Start of Supplied data
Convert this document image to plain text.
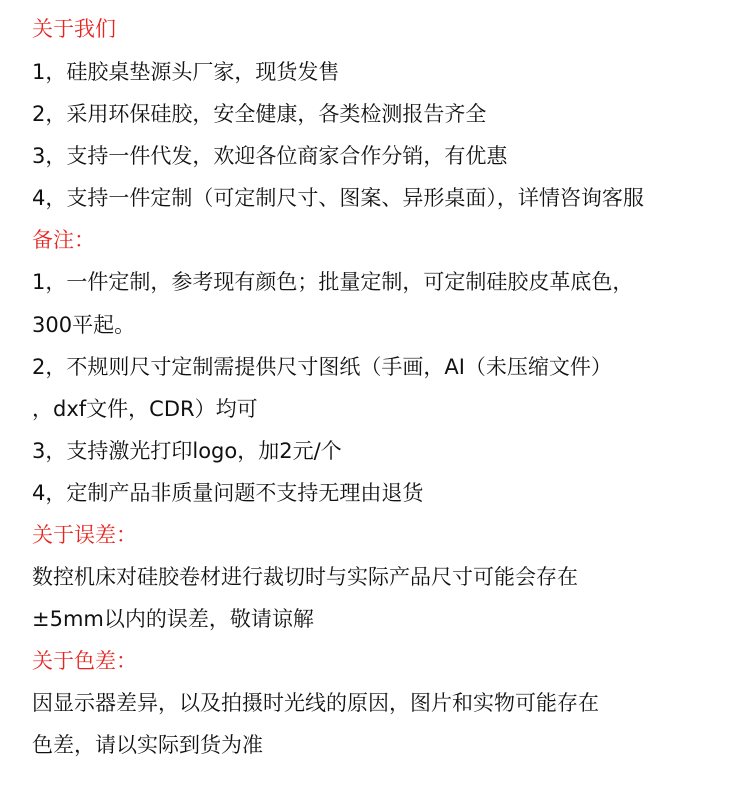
关于我们
1，硅胶桌垫源头厂家，现货发售
2，采用环保硅胶，安全健康，各类检测报告齐全
3，支持一件代发，欢迎各位商家合作分销，有优惠
4，支持一件定制（可定制尺寸、图案、异形桌面），详情咨询客服
备注：
1，一件定制，参考现有颜色；批量定制，可定制硅胶皮革底色，
300平起。
2，不规则尺寸定制需提供尺寸图纸（手画，AI（未压缩文件）
，dxf文件，CDR）均可
3，支持激光打印logo，加2元/个
4，定制产品非质量问题不支持无理由退货
关于误差：
数控机床对硅胶卷材进行裁切时与实际产品尺寸可能会存在
±5mm以内的误差，敬请谅解
关于色差：
因显示器差异，以及拍摄时光线的原因，图片和实物可能存在
色差，请以实际到货为准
End of Supplied data
- Required work
Without including any pictures, print all of the material exactly as given.

- Full response
Convert this document image to plain text.
关于我们
1，硅胶桌垫源头厂家，现货发售
2，采用环保硅胶，安全健康，各类检测报告齐全
3，支持一件代发，欢迎各位商家合作分销，有优惠
4，支持一件定制（可定制尺寸、图案、异形桌面），详情咨询客服
备注：
1，一件定制，参考现有颜色；批量定制，可定制硅胶皮革底色，
300平起。
2，不规则尺寸定制需提供尺寸图纸（手画，AI（未压缩文件）
，dxf文件，CDR）均可
3，支持激光打印logo，加2元/个
4，定制产品非质量问题不支持无理由退货
关于误差：
数控机床对硅胶卷材进行裁切时与实际产品尺寸可能会存在
±5mm以内的误差，敬请谅解
关于色差：
因显示器差异，以及拍摄时光线的原因，图片和实物可能存在
色差，请以实际到货为准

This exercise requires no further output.